--- begin RECORDS SHOWN ---

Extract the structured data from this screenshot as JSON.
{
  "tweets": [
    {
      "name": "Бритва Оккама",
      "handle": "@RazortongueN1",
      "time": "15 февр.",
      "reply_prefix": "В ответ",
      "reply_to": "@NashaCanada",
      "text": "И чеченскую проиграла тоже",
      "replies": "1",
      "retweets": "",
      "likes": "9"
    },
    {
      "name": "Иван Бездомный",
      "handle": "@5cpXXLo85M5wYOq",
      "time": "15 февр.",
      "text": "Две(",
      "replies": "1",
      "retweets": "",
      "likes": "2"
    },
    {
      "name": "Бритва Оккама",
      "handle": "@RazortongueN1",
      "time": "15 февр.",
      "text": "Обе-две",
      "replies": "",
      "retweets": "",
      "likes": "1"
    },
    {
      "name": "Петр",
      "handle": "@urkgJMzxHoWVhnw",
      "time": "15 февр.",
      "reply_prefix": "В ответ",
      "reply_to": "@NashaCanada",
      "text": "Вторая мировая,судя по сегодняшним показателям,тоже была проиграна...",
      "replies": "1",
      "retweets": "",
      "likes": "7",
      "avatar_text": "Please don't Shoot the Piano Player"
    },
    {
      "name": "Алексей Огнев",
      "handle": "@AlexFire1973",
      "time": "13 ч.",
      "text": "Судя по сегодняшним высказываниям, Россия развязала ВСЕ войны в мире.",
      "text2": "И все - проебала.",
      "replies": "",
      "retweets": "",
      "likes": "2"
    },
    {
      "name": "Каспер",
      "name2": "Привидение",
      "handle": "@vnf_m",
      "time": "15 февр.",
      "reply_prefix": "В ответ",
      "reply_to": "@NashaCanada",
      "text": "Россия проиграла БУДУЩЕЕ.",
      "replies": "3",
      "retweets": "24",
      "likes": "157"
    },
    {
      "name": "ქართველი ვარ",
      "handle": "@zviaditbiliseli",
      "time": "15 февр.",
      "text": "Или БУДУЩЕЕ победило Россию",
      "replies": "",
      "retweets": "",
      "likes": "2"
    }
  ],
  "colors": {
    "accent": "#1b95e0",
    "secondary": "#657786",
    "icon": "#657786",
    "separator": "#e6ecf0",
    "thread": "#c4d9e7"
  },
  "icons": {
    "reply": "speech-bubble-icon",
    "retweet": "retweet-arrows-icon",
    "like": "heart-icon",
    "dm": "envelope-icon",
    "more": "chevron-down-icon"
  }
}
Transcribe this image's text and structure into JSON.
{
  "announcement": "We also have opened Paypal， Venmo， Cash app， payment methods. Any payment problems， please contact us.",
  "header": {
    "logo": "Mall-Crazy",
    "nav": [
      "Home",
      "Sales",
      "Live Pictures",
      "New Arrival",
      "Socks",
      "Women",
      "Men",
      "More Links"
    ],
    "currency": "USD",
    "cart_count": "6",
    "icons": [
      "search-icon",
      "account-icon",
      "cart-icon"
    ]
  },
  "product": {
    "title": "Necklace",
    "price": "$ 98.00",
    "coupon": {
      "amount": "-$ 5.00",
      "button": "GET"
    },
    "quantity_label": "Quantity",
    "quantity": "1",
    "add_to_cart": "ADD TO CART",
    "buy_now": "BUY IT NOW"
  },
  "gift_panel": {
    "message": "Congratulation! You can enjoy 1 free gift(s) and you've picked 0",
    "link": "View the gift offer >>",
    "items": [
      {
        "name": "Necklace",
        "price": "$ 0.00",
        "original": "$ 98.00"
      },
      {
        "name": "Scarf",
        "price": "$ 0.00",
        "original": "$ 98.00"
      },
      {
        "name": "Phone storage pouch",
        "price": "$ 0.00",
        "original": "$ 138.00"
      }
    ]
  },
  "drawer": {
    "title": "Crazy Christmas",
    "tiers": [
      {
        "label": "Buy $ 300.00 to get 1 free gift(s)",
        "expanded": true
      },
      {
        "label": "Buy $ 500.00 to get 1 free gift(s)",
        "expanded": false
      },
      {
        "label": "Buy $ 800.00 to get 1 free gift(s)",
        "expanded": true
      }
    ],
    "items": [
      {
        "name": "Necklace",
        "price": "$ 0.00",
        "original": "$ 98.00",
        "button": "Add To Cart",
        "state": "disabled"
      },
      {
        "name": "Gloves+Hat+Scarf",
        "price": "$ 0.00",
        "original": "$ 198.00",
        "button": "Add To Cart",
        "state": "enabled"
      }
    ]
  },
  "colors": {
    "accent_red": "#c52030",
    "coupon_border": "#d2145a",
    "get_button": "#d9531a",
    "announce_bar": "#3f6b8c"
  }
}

--- end RECORDS SHOWN ---

WRITTEN PROBLEM
Repeat the data in its entirety, character for character.

IN RESPONSE
Extract the structured data from this screenshot as JSON.
{
  "tweets": [
    {
      "name": "Бритва Оккама",
      "handle": "@RazortongueN1",
      "time": "15 февр.",
      "reply_prefix": "В ответ",
      "reply_to": "@NashaCanada",
      "text": "И чеченскую проиграла тоже",
      "replies": "1",
      "retweets": "",
      "likes": "9"
    },
    {
      "name": "Иван Бездомный",
      "handle": "@5cpXXLo85M5wYOq",
      "time": "15 февр.",
      "text": "Две(",
      "replies": "1",
      "retweets": "",
      "likes": "2"
    },
    {
      "name": "Бритва Оккама",
      "handle": "@RazortongueN1",
      "time": "15 февр.",
      "text": "Обе-две",
      "replies": "",
      "retweets": "",
      "likes": "1"
    },
    {
      "name": "Петр",
      "handle": "@urkgJMzxHoWVhnw",
      "time": "15 февр.",
      "reply_prefix": "В ответ",
      "reply_to": "@NashaCanada",
      "text": "Вторая мировая,судя по сегодняшним показателям,тоже была проиграна...",
      "replies": "1",
      "retweets": "",
      "likes": "7",
      "avatar_text": "Please don't Shoot the Piano Player"
    },
    {
      "name": "Алексей Огнев",
      "handle": "@AlexFire1973",
      "time": "13 ч.",
      "text": "Судя по сегодняшним высказываниям, Россия развязала ВСЕ войны в мире.",
      "text2": "И все - проебала.",
      "replies": "",
      "retweets": "",
      "likes": "2"
    },
    {
      "name": "Каспер",
      "name2": "Привидение",
      "handle": "@vnf_m",
      "time": "15 февр.",
      "reply_prefix": "В ответ",
      "reply_to": "@NashaCanada",
      "text": "Россия проиграла БУДУЩЕЕ.",
      "replies": "3",
      "retweets": "24",
      "likes": "157"
    },
    {
      "name": "ქართველი ვარ",
      "handle": "@zviaditbiliseli",
      "time": "15 февр.",
      "text": "Или БУДУЩЕЕ победило Россию",
      "replies": "",
      "retweets": "",
      "likes": "2"
    }
  ],
  "colors": {
    "accent": "#1b95e0",
    "secondary": "#657786",
    "icon": "#657786",
    "separator": "#e6ecf0",
    "thread": "#c4d9e7"
  },
  "icons": {
    "reply": "speech-bubble-icon",
    "retweet": "retweet-arrows-icon",
    "like": "heart-icon",
    "dm": "envelope-icon",
    "more": "chevron-down-icon"
  }
}
Transcribe this image's text and structure into JSON.
{
  "announcement": "We also have opened Paypal， Venmo， Cash app， payment methods. Any payment problems， please contact us.",
  "header": {
    "logo": "Mall-Crazy",
    "nav": [
      "Home",
      "Sales",
      "Live Pictures",
      "New Arrival",
      "Socks",
      "Women",
      "Men",
      "More Links"
    ],
    "currency": "USD",
    "cart_count": "6",
    "icons": [
      "search-icon",
      "account-icon",
      "cart-icon"
    ]
  },
  "product": {
    "title": "Necklace",
    "price": "$ 98.00",
    "coupon": {
      "amount": "-$ 5.00",
      "button": "GET"
    },
    "quantity_label": "Quantity",
    "quantity": "1",
    "add_to_cart": "ADD TO CART",
    "buy_now": "BUY IT NOW"
  },
  "gift_panel": {
    "message": "Congratulation! You can enjoy 1 free gift(s) and you've picked 0",
    "link": "View the gift offer >>",
    "items": [
      {
        "name": "Necklace",
        "price": "$ 0.00",
        "original": "$ 98.00"
      },
      {
        "name": "Scarf",
        "price": "$ 0.00",
        "original": "$ 98.00"
      },
      {
        "name": "Phone storage pouch",
        "price": "$ 0.00",
        "original": "$ 138.00"
      }
    ]
  },
  "drawer": {
    "title": "Crazy Christmas",
    "tiers": [
      {
        "label": "Buy $ 300.00 to get 1 free gift(s)",
        "expanded": true
      },
      {
        "label": "Buy $ 500.00 to get 1 free gift(s)",
        "expanded": false
      },
      {
        "label": "Buy $ 800.00 to get 1 free gift(s)",
        "expanded": true
      }
    ],
    "items": [
      {
        "name": "Necklace",
        "price": "$ 0.00",
        "original": "$ 98.00",
        "button": "Add To Cart",
        "state": "disabled"
      },
      {
        "name": "Gloves+Hat+Scarf",
        "price": "$ 0.00",
        "original": "$ 198.00",
        "button": "Add To Cart",
        "state": "enabled"
      }
    ]
  },
  "colors": {
    "accent_red": "#c52030",
    "coupon_border": "#d2145a",
    "get_button": "#d9531a",
    "announce_bar": "#3f6b8c"
  }
}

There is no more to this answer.